— Start of Recorded data —

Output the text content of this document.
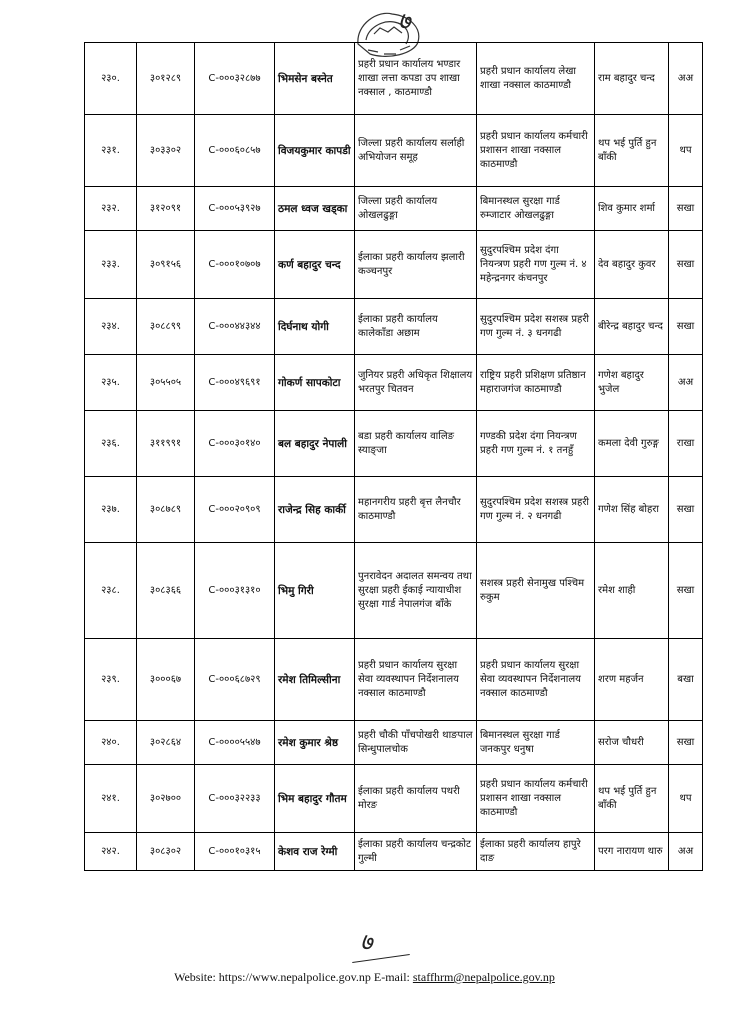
७
२३०.	३०१२८९	C-०००३२८७७	भिमसेन बस्नेत	प्रहरी प्रधान कार्यालय भण्डार शाखा लत्ता कपडा उप शाखा नक्साल , काठमाण्डौ	प्रहरी प्रधान कार्यालय लेखा शाखा नक्साल काठमाण्डौ	राम बहादुर चन्द	अअ
२३१.	३०३३०२	C-०००६०८५७	विजयकुमार कापडी	जिल्ला प्रहरी कार्यालय सर्लाही अभियोजन समूह	प्रहरी प्रधान कार्यालय कर्मचारी प्रशासन शाखा नक्साल काठमाण्डौ	थप भई पुर्ति हुन बाँकी	थप
२३२.	३१२०९१	C-०००५३९२७	ठमल ध्वज खड्का	जिल्ला प्रहरी कार्यालय ओखलढुङ्गा	बिमानस्थल सुरक्षा गार्ड रुम्जाटार ओखलढुङ्गा	शिव कुमार शर्मा	सखा
२३३.	३०९१५६	C-०००१०७०७	कर्ण बहादुर चन्द	ईलाका प्रहरी कार्यालय झलारी कञ्चनपुर	सुदुरपश्चिम प्रदेश दंगा नियन्त्रण प्रहरी गण गुल्म नं. ४ महेन्द्रनगर कंचनपुर	देव बहादुर कुवर	सखा
२३४.	३०८८९९	C-०००४४३४४	दिर्घनाथ योगी	ईलाका प्रहरी कार्यालय कालेकाँडा अछाम	सुदुरपश्चिम प्रदेश सशस्त्र प्रहरी गण गुल्म नं. ३ धनगढी	बीरेन्द्र बहादुर चन्द	सखा
२३५.	३०५५०५	C-०००४९६९१	गोकर्ण सापकोटा	जुनियर प्रहरी अधिकृत शिक्षालय भरतपुर चितवन	राष्ट्रिय प्रहरी प्रशिक्षण प्रतिष्ठान महाराजगंज काठमाण्डौ	गणेश बहादुर भुजेल	अअ
२३६.	३११९९१	C-०००३०१४०	बल बहादुर नेपाली	बडा प्रहरी कार्यालय वालिङ स्याङ्जा	गण्डकी प्रदेश दंगा नियन्त्रण प्रहरी गण गुल्म नं. १ तनहुँ	कमला देवी गुरुङ्ग	राखा
२३७.	३०८७८९	C-०००२०९०९	राजेन्द्र सिह कार्की	महानगरीय प्रहरी बृत्त लैनचौर काठमाण्डौ	सुदुरपश्चिम प्रदेश सशस्त्र प्रहरी गण गुल्म नं. २ धनगढी	गणेश सिंह बोहरा	सखा
२३८.	३०८३६६	C-०००३१३१०	भिमु गिरी	पुनरावेदन अदालत समन्वय तथा सुरक्षा प्रहरी ईकाई न्यायाधीश सुरक्षा गार्ड नेपालगंज बाँके	सशस्त्र प्रहरी सेनामुख पश्चिम रुकुम	रमेश शाही	सखा
२३९.	३०००६७	C-०००६८७२९	रमेश तिमिल्सीना	प्रहरी प्रधान कार्यालय सुरक्षा सेवा व्यवस्थापन निर्देशनालय नक्साल काठमाण्डौ	प्रहरी प्रधान कार्यालय सुरक्षा सेवा व्यवस्थापन निर्देशनालय नक्साल काठमाण्डौ	शरण महर्जन	बखा
२४०.	३०२८६४	C-००००५५४७	रमेश कुमार श्रेष्ठ	प्रहरी चौकी पाँचपोखरी थाङपाल सिन्धुपालचोक	बिमानस्थल सुरक्षा गार्ड जनकपुर धनुषा	सरोज चौधरी	सखा
२४१.	३०२७००	C-०००३२२३३	भिम बहादुर गौतम	ईलाका प्रहरी कार्यालय पथरी मोरङ	प्रहरी प्रधान कार्यालय कर्मचारी प्रशासन शाखा नक्साल काठमाण्डौ	थप भई पुर्ति हुन बाँकी	थप
२४२.	३०८३०२	C-०००१०३१५	केशव राज रेग्मी	ईलाका प्रहरी कार्यालय चन्द्रकोट गुल्मी	ईलाका प्रहरी कार्यालय हापुरे दाङ	परग नारायण थारु	अअ
७
Website: https://www.nepalpolice.gov.np E-mail: staffhrm@nepalpolice.gov.np
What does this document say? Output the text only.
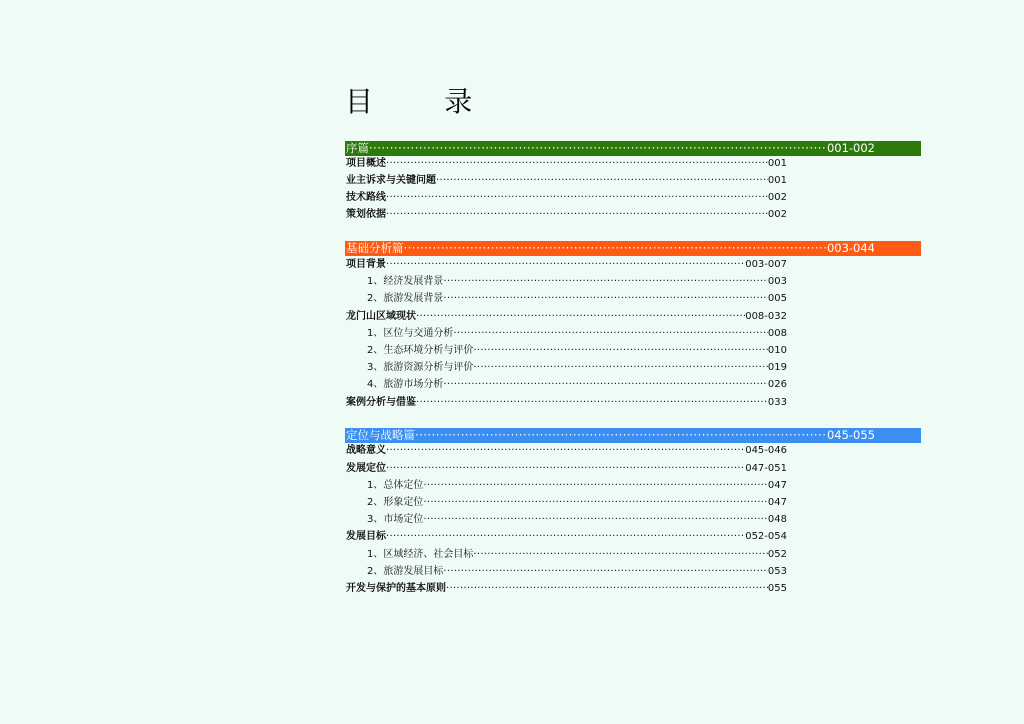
目        录
序篇 ·····	001-002
项目概述 ·····	001
业主诉求与关键问题 ·····	001
技术路线 ·····	002
策划依据 ·····	002
基础分析篇 ·····	003-044
项目背景 ·····	003-007
1、经济发展背景 ·····	003
2、旅游发展背景 ·····	005
龙门山区域现状 ·····	008-032
1、区位与交通分析 ·····	008
2、生态环境分析与评价 ·····	010
3、旅游资源分析与评价 ·····	019
4、旅游市场分析 ·····	026
案例分析与借鉴 ·····	033
定位与战略篇 ·····	045-055
战略意义 ·····	045-046
发展定位 ·····	047-051
1、总体定位 ·····	047
2、形象定位 ·····	047
3、市场定位 ·····	048
发展目标 ·····	052-054
1、区域经济、社会目标 ·····	052
2、旅游发展目标 ·····	053
开发与保护的基本原则 ·····	055
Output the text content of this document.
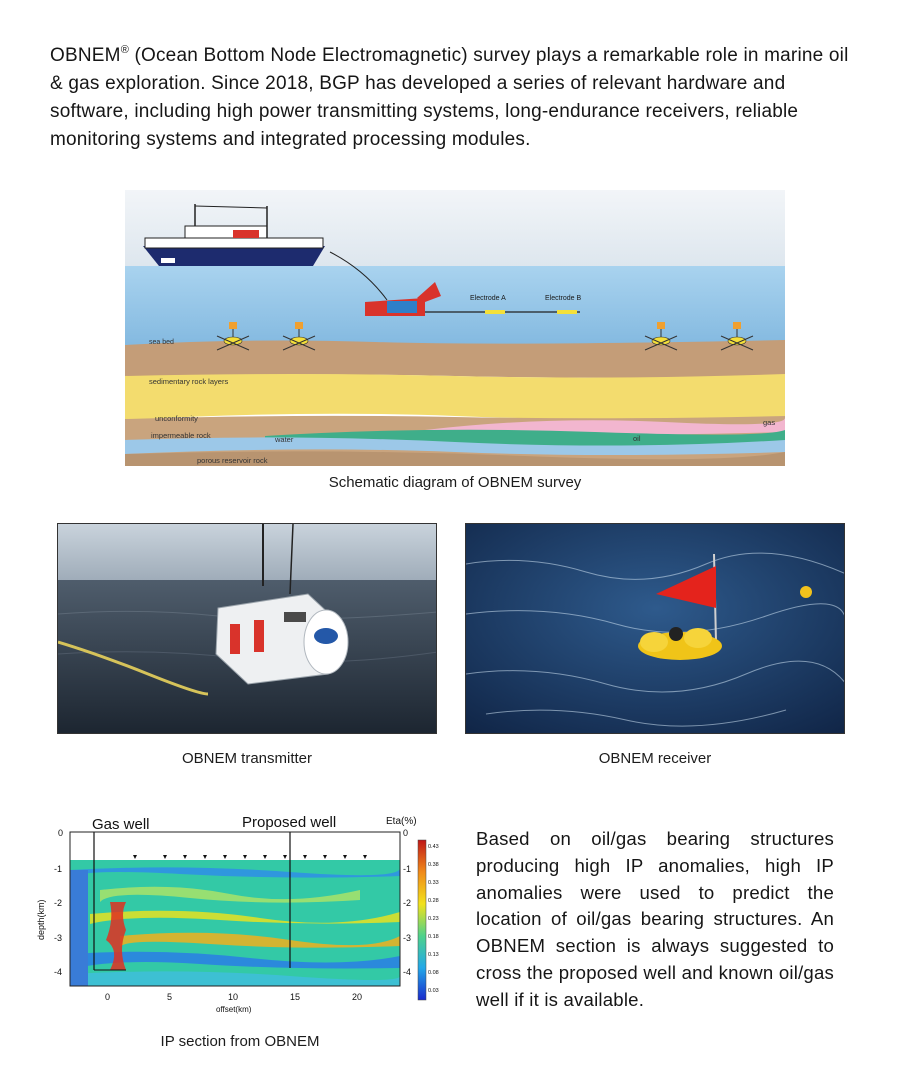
OBNEM® (Ocean Bottom Node Electromagnetic) survey plays a remarkable role in marine oil & gas exploration. Since 2018, BGP has developed a series of relevant hardware and software, including high power transmitting systems, long-endurance receivers, reliable monitoring systems and integrated processing modules.
Electrode A	Electrode B
sea bed
sedimentary rock layers
unconformity
impermeable rock	water	oil
gas
porous reservoir rock
Schematic diagram of OBNEM survey
OBNEM transmitter	OBNEM receiver
Gas well	Proposed well	Eta(%)
0
-1
-2
-3
-4
0
-1
-2
-3
-4
depth(km)
0	5	10	15	20
offset(km)
0.43
0.38
0.33
0.28
0.23
0.18
0.13
0.08
0.03
IP section from OBNEM
Based on oil/gas bearing structures producing high IP anomalies, high IP anomalies were used to predict the location of oil/gas bearing structures. An OBNEM section is always suggested to cross the proposed well and known oil/gas well if it is available.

— End of Recorded data —

Copy out all of the material exactly as written, without its pictures.

• Written solution:
Output the text content of this document.
७
२३०.	३०१२८९	C-०००३२८७७	भिमसेन बस्नेत	प्रहरी प्रधान कार्यालय भण्डार शाखा लत्ता कपडा उप शाखा नक्साल , काठमाण्डौ	प्रहरी प्रधान कार्यालय लेखा शाखा नक्साल काठमाण्डौ	राम बहादुर चन्द	अअ
२३१.	३०३३०२	C-०००६०८५७	विजयकुमार कापडी	जिल्ला प्रहरी कार्यालय सर्लाही अभियोजन समूह	प्रहरी प्रधान कार्यालय कर्मचारी प्रशासन शाखा नक्साल काठमाण्डौ	थप भई पुर्ति हुन बाँकी	थप
२३२.	३१२०९१	C-०००५३९२७	ठमल ध्वज खड्का	जिल्ला प्रहरी कार्यालय ओखलढुङ्गा	बिमानस्थल सुरक्षा गार्ड रुम्जाटार ओखलढुङ्गा	शिव कुमार शर्मा	सखा
२३३.	३०९१५६	C-०००१०७०७	कर्ण बहादुर चन्द	ईलाका प्रहरी कार्यालय झलारी कञ्चनपुर	सुदुरपश्चिम प्रदेश दंगा नियन्त्रण प्रहरी गण गुल्म नं. ४ महेन्द्रनगर कंचनपुर	देव बहादुर कुवर	सखा
२३४.	३०८८९९	C-०००४४३४४	दिर्घनाथ योगी	ईलाका प्रहरी कार्यालय कालेकाँडा अछाम	सुदुरपश्चिम प्रदेश सशस्त्र प्रहरी गण गुल्म नं. ३ धनगढी	बीरेन्द्र बहादुर चन्द	सखा
२३५.	३०५५०५	C-०००४९६९१	गोकर्ण सापकोटा	जुनियर प्रहरी अधिकृत शिक्षालय भरतपुर चितवन	राष्ट्रिय प्रहरी प्रशिक्षण प्रतिष्ठान महाराजगंज काठमाण्डौ	गणेश बहादुर भुजेल	अअ
२३६.	३११९९१	C-०००३०१४०	बल बहादुर नेपाली	बडा प्रहरी कार्यालय वालिङ स्याङ्जा	गण्डकी प्रदेश दंगा नियन्त्रण प्रहरी गण गुल्म नं. १ तनहुँ	कमला देवी गुरुङ्ग	राखा
२३७.	३०८७८९	C-०००२०९०९	राजेन्द्र सिह कार्की	महानगरीय प्रहरी बृत्त लैनचौर काठमाण्डौ	सुदुरपश्चिम प्रदेश सशस्त्र प्रहरी गण गुल्म नं. २ धनगढी	गणेश सिंह बोहरा	सखा
२३८.	३०८३६६	C-०००३१३१०	भिमु गिरी	पुनरावेदन अदालत समन्वय तथा सुरक्षा प्रहरी ईकाई न्यायाधीश सुरक्षा गार्ड नेपालगंज बाँके	सशस्त्र प्रहरी सेनामुख पश्चिम रुकुम	रमेश शाही	सखा
२३९.	३०००६७	C-०००६८७२९	रमेश तिमिल्सीना	प्रहरी प्रधान कार्यालय सुरक्षा सेवा व्यवस्थापन निर्देशनालय नक्साल काठमाण्डौ	प्रहरी प्रधान कार्यालय सुरक्षा सेवा व्यवस्थापन निर्देशनालय नक्साल काठमाण्डौ	शरण महर्जन	बखा
२४०.	३०२८६४	C-००००५५४७	रमेश कुमार श्रेष्ठ	प्रहरी चौकी पाँचपोखरी थाङपाल सिन्धुपालचोक	बिमानस्थल सुरक्षा गार्ड जनकपुर धनुषा	सरोज चौधरी	सखा
२४१.	३०२७००	C-०००३२२३३	भिम बहादुर गौतम	ईलाका प्रहरी कार्यालय पथरी मोरङ	प्रहरी प्रधान कार्यालय कर्मचारी प्रशासन शाखा नक्साल काठमाण्डौ	थप भई पुर्ति हुन बाँकी	थप
२४२.	३०८३०२	C-०००१०३१५	केशव राज रेग्मी	ईलाका प्रहरी कार्यालय चन्द्रकोट गुल्मी	ईलाका प्रहरी कार्यालय हापुरे दाङ	परग नारायण थारु	अअ
७
Website: https://www.nepalpolice.gov.np E-mail: staffhrm@nepalpolice.gov.np
What does this document say? Output the text only.
目        录
序篇 ·····	001-002
项目概述 ·····	001
业主诉求与关键问题 ·····	001
技术路线 ·····	002
策划依据 ·····	002
基础分析篇 ·····	003-044
项目背景 ·····	003-007
1、经济发展背景 ·····	003
2、旅游发展背景 ·····	005
龙门山区域现状 ·····	008-032
1、区位与交通分析 ·····	008
2、生态环境分析与评价 ·····	010
3、旅游资源分析与评价 ·····	019
4、旅游市场分析 ·····	026
案例分析与借鉴 ·····	033
定位与战略篇 ·····	045-055
战略意义 ·····	045-046
发展定位 ·····	047-051
1、总体定位 ·····	047
2、形象定位 ·····	047
3、市场定位 ·····	048
发展目标 ·····	052-054
1、区域经济、社会目标 ·····	052
2、旅游发展目标 ·····	053
开发与保护的基本原则 ·····	055
Output the text content of this document.
OBNEM® (Ocean Bottom Node Electromagnetic) survey plays a remarkable role in marine oil & gas exploration. Since 2018, BGP has developed a series of relevant hardware and software, including high power transmitting systems, long-endurance receivers, reliable monitoring systems and integrated processing modules.
Electrode A	Electrode B
sea bed
sedimentary rock layers
unconformity
impermeable rock	water	oil
gas
porous reservoir rock
Schematic diagram of OBNEM survey
OBNEM transmitter	OBNEM receiver
Gas well	Proposed well	Eta(%)
0
-1
-2
-3
-4
0
-1
-2
-3
-4
depth(km)
0	5	10	15	20
offset(km)
0.43
0.38
0.33
0.28
0.23
0.18
0.13
0.08
0.03
IP section from OBNEM
Based on oil/gas bearing structures producing high IP anomalies, high IP anomalies were used to predict the location of oil/gas bearing structures. An OBNEM section is always suggested to cross the proposed well and known oil/gas well if it is available.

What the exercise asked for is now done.